# Raw data
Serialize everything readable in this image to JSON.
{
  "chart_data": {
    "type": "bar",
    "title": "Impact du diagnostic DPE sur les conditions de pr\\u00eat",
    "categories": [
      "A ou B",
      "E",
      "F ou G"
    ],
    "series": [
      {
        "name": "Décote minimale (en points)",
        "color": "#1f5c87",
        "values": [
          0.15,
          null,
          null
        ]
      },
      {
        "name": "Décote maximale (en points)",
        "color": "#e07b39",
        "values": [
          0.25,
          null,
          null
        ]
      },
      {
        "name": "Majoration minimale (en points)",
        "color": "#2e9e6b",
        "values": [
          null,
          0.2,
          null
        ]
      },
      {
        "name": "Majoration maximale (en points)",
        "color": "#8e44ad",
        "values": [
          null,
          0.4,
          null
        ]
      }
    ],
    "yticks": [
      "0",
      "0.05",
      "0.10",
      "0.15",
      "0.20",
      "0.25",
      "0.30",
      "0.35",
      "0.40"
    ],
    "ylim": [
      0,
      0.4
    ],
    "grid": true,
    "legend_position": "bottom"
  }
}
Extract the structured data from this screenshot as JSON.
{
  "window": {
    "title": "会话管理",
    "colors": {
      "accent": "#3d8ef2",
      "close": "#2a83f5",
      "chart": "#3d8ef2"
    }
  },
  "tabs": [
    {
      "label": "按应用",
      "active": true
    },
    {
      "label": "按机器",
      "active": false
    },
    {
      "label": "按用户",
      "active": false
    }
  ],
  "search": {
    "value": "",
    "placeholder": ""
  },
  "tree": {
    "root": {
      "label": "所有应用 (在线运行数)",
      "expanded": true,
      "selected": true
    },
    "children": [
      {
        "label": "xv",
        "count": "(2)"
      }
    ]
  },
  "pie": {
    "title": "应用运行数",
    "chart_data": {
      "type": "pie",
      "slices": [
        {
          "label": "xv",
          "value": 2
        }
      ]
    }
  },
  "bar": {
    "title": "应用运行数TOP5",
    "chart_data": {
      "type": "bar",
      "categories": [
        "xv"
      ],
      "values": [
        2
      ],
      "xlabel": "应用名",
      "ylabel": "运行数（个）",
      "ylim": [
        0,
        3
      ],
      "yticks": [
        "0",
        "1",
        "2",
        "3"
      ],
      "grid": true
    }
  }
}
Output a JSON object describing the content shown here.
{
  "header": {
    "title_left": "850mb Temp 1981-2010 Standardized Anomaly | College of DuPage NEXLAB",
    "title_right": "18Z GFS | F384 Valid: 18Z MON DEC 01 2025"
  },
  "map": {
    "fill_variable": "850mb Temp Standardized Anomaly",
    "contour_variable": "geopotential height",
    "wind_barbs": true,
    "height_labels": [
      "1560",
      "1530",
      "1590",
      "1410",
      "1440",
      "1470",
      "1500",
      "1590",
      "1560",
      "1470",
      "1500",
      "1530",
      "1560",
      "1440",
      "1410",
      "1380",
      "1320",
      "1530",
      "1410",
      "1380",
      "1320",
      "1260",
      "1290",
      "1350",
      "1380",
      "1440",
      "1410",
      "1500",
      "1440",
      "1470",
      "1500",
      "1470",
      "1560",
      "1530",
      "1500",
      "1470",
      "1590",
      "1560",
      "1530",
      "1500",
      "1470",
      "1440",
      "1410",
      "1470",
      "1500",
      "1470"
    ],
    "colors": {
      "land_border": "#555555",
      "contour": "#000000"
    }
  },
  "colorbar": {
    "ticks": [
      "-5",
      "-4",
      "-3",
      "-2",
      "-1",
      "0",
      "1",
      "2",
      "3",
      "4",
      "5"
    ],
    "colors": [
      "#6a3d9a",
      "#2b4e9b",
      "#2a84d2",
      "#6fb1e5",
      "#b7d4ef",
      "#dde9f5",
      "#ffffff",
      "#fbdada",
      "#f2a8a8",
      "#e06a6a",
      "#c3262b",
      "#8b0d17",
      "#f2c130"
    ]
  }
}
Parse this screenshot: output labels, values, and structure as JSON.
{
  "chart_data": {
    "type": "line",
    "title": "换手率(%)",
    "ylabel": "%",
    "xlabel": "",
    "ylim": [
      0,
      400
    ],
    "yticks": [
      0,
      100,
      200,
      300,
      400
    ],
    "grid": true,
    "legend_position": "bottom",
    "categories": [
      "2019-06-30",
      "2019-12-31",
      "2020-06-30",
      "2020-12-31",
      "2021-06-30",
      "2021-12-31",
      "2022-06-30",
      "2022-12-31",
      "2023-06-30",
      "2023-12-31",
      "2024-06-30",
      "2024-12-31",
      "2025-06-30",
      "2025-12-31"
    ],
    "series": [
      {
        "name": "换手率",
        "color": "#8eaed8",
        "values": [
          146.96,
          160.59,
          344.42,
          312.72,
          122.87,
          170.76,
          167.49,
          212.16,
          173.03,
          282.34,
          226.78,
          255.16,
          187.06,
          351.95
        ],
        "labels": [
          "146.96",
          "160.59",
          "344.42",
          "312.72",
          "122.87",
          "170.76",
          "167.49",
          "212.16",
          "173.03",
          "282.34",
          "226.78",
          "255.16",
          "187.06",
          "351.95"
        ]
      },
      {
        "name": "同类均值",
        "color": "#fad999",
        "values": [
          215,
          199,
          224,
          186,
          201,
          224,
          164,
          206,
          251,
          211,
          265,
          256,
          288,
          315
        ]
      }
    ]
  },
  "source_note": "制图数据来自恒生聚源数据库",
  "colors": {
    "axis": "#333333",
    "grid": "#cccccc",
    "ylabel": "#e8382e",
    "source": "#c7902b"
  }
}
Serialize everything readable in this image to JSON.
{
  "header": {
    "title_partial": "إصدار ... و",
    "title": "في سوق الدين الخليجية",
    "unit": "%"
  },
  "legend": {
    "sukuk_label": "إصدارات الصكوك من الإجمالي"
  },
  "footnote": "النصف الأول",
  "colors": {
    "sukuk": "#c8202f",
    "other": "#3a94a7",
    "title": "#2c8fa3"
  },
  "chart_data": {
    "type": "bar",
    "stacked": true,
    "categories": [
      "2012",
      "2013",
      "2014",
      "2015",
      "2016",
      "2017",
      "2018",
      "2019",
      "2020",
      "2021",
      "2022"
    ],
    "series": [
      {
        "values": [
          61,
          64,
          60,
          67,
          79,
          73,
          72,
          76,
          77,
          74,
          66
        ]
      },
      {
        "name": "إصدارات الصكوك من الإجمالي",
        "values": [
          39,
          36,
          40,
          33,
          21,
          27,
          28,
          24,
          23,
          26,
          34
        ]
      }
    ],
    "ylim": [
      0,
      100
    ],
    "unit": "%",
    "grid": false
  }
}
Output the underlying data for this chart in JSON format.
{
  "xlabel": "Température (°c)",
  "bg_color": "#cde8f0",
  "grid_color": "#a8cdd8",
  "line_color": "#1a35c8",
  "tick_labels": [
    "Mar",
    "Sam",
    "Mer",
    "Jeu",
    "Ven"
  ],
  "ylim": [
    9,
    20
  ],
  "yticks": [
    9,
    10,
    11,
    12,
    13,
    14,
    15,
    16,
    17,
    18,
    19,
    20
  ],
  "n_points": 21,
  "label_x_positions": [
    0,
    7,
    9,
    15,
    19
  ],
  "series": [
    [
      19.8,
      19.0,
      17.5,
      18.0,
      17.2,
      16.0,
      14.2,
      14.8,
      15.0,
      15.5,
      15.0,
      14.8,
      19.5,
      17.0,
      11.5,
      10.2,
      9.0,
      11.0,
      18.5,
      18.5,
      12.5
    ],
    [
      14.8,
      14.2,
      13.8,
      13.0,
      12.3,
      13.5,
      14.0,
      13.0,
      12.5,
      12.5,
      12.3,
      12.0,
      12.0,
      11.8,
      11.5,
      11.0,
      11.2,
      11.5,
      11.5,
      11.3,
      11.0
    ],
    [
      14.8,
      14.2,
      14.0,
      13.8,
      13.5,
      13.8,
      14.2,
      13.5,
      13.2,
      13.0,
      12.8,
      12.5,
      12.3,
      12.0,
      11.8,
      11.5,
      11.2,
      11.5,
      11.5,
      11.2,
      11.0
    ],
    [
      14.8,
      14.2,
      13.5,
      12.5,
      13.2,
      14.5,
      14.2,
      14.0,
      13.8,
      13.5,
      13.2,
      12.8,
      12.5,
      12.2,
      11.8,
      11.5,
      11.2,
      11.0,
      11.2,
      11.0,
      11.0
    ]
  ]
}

# Exercise description
Say how many lines contain the string "this", giving nothing but the count.

# In response
5